▸ **WORK REQUIRED**
Reproduce the following material exactly, including every line.

==== RECORDS FOR THE EXERCISE ====

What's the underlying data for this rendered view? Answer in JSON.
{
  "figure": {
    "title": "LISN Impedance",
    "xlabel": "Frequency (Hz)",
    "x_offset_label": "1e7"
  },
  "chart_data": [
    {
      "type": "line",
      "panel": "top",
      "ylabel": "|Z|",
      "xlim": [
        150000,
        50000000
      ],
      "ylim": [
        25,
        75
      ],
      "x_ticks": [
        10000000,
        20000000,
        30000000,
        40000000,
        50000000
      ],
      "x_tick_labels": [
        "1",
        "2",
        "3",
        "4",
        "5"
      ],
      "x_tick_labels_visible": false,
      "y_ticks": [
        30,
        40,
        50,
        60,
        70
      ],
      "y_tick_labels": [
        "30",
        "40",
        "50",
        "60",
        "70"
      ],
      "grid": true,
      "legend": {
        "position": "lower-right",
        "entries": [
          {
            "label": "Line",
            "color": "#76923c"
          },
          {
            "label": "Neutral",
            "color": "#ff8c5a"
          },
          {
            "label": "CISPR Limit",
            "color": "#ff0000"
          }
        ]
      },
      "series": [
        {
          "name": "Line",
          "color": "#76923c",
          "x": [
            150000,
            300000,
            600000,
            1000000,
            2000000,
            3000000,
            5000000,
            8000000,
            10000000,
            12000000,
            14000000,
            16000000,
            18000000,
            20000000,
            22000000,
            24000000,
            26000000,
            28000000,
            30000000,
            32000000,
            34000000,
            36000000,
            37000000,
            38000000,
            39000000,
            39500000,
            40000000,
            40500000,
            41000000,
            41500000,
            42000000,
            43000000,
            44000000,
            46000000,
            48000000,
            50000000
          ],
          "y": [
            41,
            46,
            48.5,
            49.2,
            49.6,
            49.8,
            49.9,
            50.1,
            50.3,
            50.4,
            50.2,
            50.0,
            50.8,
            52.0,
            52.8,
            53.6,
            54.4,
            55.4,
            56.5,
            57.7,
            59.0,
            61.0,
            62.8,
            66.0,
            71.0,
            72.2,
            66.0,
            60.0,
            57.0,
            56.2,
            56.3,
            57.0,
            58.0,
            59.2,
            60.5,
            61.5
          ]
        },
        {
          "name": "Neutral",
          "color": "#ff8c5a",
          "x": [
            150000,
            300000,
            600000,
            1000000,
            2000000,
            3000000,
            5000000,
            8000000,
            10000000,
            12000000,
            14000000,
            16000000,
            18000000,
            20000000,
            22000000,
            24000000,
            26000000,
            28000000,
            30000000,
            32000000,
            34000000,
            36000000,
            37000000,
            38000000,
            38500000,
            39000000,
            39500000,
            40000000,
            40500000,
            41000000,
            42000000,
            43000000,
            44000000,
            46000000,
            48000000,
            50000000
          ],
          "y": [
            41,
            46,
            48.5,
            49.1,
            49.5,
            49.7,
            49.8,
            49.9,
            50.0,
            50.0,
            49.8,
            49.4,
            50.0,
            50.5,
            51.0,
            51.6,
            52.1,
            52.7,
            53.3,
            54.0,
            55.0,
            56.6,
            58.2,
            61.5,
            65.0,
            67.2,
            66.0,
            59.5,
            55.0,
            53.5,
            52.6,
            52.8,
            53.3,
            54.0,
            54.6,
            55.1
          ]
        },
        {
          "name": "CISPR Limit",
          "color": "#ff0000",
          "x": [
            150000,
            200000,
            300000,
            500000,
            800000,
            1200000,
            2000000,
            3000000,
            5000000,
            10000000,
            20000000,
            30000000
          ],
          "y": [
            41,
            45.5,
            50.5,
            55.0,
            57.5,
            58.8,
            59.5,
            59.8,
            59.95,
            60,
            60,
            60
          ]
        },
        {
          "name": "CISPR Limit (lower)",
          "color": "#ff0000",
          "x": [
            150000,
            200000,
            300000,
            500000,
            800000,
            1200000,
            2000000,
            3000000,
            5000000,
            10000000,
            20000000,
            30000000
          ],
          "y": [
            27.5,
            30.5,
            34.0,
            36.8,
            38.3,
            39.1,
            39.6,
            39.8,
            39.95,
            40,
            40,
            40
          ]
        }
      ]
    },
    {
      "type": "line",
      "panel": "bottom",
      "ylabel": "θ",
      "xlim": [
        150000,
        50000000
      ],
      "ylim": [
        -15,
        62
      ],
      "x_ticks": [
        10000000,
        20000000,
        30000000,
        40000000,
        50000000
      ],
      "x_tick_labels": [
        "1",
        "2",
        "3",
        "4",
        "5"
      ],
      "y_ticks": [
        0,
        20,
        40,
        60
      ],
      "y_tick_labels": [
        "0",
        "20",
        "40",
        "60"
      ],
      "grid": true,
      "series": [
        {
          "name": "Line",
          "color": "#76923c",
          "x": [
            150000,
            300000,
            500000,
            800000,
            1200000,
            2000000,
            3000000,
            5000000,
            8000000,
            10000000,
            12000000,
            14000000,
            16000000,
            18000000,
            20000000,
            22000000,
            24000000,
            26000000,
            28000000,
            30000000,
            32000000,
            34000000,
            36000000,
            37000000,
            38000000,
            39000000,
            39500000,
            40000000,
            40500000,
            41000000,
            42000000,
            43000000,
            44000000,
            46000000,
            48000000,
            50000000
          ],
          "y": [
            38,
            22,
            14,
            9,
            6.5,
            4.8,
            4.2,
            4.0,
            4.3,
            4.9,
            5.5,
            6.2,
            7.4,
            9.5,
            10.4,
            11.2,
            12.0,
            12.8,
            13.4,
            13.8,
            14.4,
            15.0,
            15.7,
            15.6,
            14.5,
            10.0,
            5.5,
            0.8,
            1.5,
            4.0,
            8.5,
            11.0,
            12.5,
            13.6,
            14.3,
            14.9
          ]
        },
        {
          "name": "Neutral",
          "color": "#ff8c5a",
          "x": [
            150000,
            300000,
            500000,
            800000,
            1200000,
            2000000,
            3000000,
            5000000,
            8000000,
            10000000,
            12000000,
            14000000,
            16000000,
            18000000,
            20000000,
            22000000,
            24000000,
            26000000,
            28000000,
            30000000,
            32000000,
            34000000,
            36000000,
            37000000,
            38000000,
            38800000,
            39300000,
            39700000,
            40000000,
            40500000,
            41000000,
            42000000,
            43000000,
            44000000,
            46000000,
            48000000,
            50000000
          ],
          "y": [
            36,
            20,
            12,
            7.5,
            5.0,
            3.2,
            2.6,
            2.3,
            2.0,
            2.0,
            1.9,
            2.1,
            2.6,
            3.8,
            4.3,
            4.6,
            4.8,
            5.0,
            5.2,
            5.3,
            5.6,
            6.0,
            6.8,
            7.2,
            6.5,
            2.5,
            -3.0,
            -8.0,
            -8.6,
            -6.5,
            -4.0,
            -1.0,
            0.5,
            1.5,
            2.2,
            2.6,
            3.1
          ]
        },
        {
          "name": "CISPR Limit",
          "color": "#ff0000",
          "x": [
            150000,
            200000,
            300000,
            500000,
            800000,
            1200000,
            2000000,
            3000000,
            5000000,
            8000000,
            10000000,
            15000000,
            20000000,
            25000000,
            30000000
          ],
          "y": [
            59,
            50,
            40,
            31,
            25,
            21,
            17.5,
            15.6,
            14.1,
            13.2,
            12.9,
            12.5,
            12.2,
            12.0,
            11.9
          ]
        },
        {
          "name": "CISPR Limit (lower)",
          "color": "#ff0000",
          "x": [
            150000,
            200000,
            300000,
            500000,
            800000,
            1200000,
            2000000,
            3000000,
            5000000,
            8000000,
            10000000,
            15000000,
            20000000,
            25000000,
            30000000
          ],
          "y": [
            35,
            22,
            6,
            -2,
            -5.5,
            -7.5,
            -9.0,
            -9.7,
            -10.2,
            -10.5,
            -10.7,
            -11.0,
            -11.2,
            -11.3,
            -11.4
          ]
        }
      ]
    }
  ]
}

====

▸ **WRITTEN ANSWER**
What's the underlying data for this rendered view? Answer in JSON.
{
  "figure": {
    "title": "LISN Impedance",
    "xlabel": "Frequency (Hz)",
    "x_offset_label": "1e7"
  },
  "chart_data": [
    {
      "type": "line",
      "panel": "top",
      "ylabel": "|Z|",
      "xlim": [
        150000,
        50000000
      ],
      "ylim": [
        25,
        75
      ],
      "x_ticks": [
        10000000,
        20000000,
        30000000,
        40000000,
        50000000
      ],
      "x_tick_labels": [
        "1",
        "2",
        "3",
        "4",
        "5"
      ],
      "x_tick_labels_visible": false,
      "y_ticks": [
        30,
        40,
        50,
        60,
        70
      ],
      "y_tick_labels": [
        "30",
        "40",
        "50",
        "60",
        "70"
      ],
      "grid": true,
      "legend": {
        "position": "lower-right",
        "entries": [
          {
            "label": "Line",
            "color": "#76923c"
          },
          {
            "label": "Neutral",
            "color": "#ff8c5a"
          },
          {
            "label": "CISPR Limit",
            "color": "#ff0000"
          }
        ]
      },
      "series": [
        {
          "name": "Line",
          "color": "#76923c",
          "x": [
            150000,
            300000,
            600000,
            1000000,
            2000000,
            3000000,
            5000000,
            8000000,
            10000000,
            12000000,
            14000000,
            16000000,
            18000000,
            20000000,
            22000000,
            24000000,
            26000000,
            28000000,
            30000000,
            32000000,
            34000000,
            36000000,
            37000000,
            38000000,
            39000000,
            39500000,
            40000000,
            40500000,
            41000000,
            41500000,
            42000000,
            43000000,
            44000000,
            46000000,
            48000000,
            50000000
          ],
          "y": [
            41,
            46,
            48.5,
            49.2,
            49.6,
            49.8,
            49.9,
            50.1,
            50.3,
            50.4,
            50.2,
            50.0,
            50.8,
            52.0,
            52.8,
            53.6,
            54.4,
            55.4,
            56.5,
            57.7,
            59.0,
            61.0,
            62.8,
            66.0,
            71.0,
            72.2,
            66.0,
            60.0,
            57.0,
            56.2,
            56.3,
            57.0,
            58.0,
            59.2,
            60.5,
            61.5
          ]
        },
        {
          "name": "Neutral",
          "color": "#ff8c5a",
          "x": [
            150000,
            300000,
            600000,
            1000000,
            2000000,
            3000000,
            5000000,
            8000000,
            10000000,
            12000000,
            14000000,
            16000000,
            18000000,
            20000000,
            22000000,
            24000000,
            26000000,
            28000000,
            30000000,
            32000000,
            34000000,
            36000000,
            37000000,
            38000000,
            38500000,
            39000000,
            39500000,
            40000000,
            40500000,
            41000000,
            42000000,
            43000000,
            44000000,
            46000000,
            48000000,
            50000000
          ],
          "y": [
            41,
            46,
            48.5,
            49.1,
            49.5,
            49.7,
            49.8,
            49.9,
            50.0,
            50.0,
            49.8,
            49.4,
            50.0,
            50.5,
            51.0,
            51.6,
            52.1,
            52.7,
            53.3,
            54.0,
            55.0,
            56.6,
            58.2,
            61.5,
            65.0,
            67.2,
            66.0,
            59.5,
            55.0,
            53.5,
            52.6,
            52.8,
            53.3,
            54.0,
            54.6,
            55.1
          ]
        },
        {
          "name": "CISPR Limit",
          "color": "#ff0000",
          "x": [
            150000,
            200000,
            300000,
            500000,
            800000,
            1200000,
            2000000,
            3000000,
            5000000,
            10000000,
            20000000,
            30000000
          ],
          "y": [
            41,
            45.5,
            50.5,
            55.0,
            57.5,
            58.8,
            59.5,
            59.8,
            59.95,
            60,
            60,
            60
          ]
        },
        {
          "name": "CISPR Limit (lower)",
          "color": "#ff0000",
          "x": [
            150000,
            200000,
            300000,
            500000,
            800000,
            1200000,
            2000000,
            3000000,
            5000000,
            10000000,
            20000000,
            30000000
          ],
          "y": [
            27.5,
            30.5,
            34.0,
            36.8,
            38.3,
            39.1,
            39.6,
            39.8,
            39.95,
            40,
            40,
            40
          ]
        }
      ]
    },
    {
      "type": "line",
      "panel": "bottom",
      "ylabel": "θ",
      "xlim": [
        150000,
        50000000
      ],
      "ylim": [
        -15,
        62
      ],
      "x_ticks": [
        10000000,
        20000000,
        30000000,
        40000000,
        50000000
      ],
      "x_tick_labels": [
        "1",
        "2",
        "3",
        "4",
        "5"
      ],
      "y_ticks": [
        0,
        20,
        40,
        60
      ],
      "y_tick_labels": [
        "0",
        "20",
        "40",
        "60"
      ],
      "grid": true,
      "series": [
        {
          "name": "Line",
          "color": "#76923c",
          "x": [
            150000,
            300000,
            500000,
            800000,
            1200000,
            2000000,
            3000000,
            5000000,
            8000000,
            10000000,
            12000000,
            14000000,
            16000000,
            18000000,
            20000000,
            22000000,
            24000000,
            26000000,
            28000000,
            30000000,
            32000000,
            34000000,
            36000000,
            37000000,
            38000000,
            39000000,
            39500000,
            40000000,
            40500000,
            41000000,
            42000000,
            43000000,
            44000000,
            46000000,
            48000000,
            50000000
          ],
          "y": [
            38,
            22,
            14,
            9,
            6.5,
            4.8,
            4.2,
            4.0,
            4.3,
            4.9,
            5.5,
            6.2,
            7.4,
            9.5,
            10.4,
            11.2,
            12.0,
            12.8,
            13.4,
            13.8,
            14.4,
            15.0,
            15.7,
            15.6,
            14.5,
            10.0,
            5.5,
            0.8,
            1.5,
            4.0,
            8.5,
            11.0,
            12.5,
            13.6,
            14.3,
            14.9
          ]
        },
        {
          "name": "Neutral",
          "color": "#ff8c5a",
          "x": [
            150000,
            300000,
            500000,
            800000,
            1200000,
            2000000,
            3000000,
            5000000,
            8000000,
            10000000,
            12000000,
            14000000,
            16000000,
            18000000,
            20000000,
            22000000,
            24000000,
            26000000,
            28000000,
            30000000,
            32000000,
            34000000,
            36000000,
            37000000,
            38000000,
            38800000,
            39300000,
            39700000,
            40000000,
            40500000,
            41000000,
            42000000,
            43000000,
            44000000,
            46000000,
            48000000,
            50000000
          ],
          "y": [
            36,
            20,
            12,
            7.5,
            5.0,
            3.2,
            2.6,
            2.3,
            2.0,
            2.0,
            1.9,
            2.1,
            2.6,
            3.8,
            4.3,
            4.6,
            4.8,
            5.0,
            5.2,
            5.3,
            5.6,
            6.0,
            6.8,
            7.2,
            6.5,
            2.5,
            -3.0,
            -8.0,
            -8.6,
            -6.5,
            -4.0,
            -1.0,
            0.5,
            1.5,
            2.2,
            2.6,
            3.1
          ]
        },
        {
          "name": "CISPR Limit",
          "color": "#ff0000",
          "x": [
            150000,
            200000,
            300000,
            500000,
            800000,
            1200000,
            2000000,
            3000000,
            5000000,
            8000000,
            10000000,
            15000000,
            20000000,
            25000000,
            30000000
          ],
          "y": [
            59,
            50,
            40,
            31,
            25,
            21,
            17.5,
            15.6,
            14.1,
            13.2,
            12.9,
            12.5,
            12.2,
            12.0,
            11.9
          ]
        },
        {
          "name": "CISPR Limit (lower)",
          "color": "#ff0000",
          "x": [
            150000,
            200000,
            300000,
            500000,
            800000,
            1200000,
            2000000,
            3000000,
            5000000,
            8000000,
            10000000,
            15000000,
            20000000,
            25000000,
            30000000
          ],
          "y": [
            35,
            22,
            6,
            -2,
            -5.5,
            -7.5,
            -9.0,
            -9.7,
            -10.2,
            -10.5,
            -10.7,
            -11.0,
            -11.2,
            -11.3,
            -11.4
          ]
        }
      ]
    }
  ]
}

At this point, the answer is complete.